● Recorded information:
* * *

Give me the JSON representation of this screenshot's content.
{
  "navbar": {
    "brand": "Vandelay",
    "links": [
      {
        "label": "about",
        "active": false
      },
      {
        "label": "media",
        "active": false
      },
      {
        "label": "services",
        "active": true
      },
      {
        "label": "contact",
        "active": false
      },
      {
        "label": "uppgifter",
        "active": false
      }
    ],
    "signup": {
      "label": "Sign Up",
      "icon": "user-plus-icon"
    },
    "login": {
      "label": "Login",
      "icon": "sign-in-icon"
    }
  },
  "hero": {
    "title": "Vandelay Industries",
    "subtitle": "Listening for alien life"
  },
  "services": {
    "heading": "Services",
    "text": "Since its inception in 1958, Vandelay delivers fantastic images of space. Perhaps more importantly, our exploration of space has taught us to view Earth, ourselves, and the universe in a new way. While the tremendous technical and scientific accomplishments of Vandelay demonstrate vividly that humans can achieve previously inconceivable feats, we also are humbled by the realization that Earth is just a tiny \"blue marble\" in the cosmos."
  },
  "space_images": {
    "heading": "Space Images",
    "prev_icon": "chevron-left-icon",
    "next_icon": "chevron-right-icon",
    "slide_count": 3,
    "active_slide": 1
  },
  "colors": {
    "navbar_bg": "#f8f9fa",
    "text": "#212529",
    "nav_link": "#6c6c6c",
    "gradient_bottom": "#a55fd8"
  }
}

* * *

● Directions:
List the lines of the records where "heading" occurs.

● Correct response:
    "heading": "Services",
    "heading": "Space Images",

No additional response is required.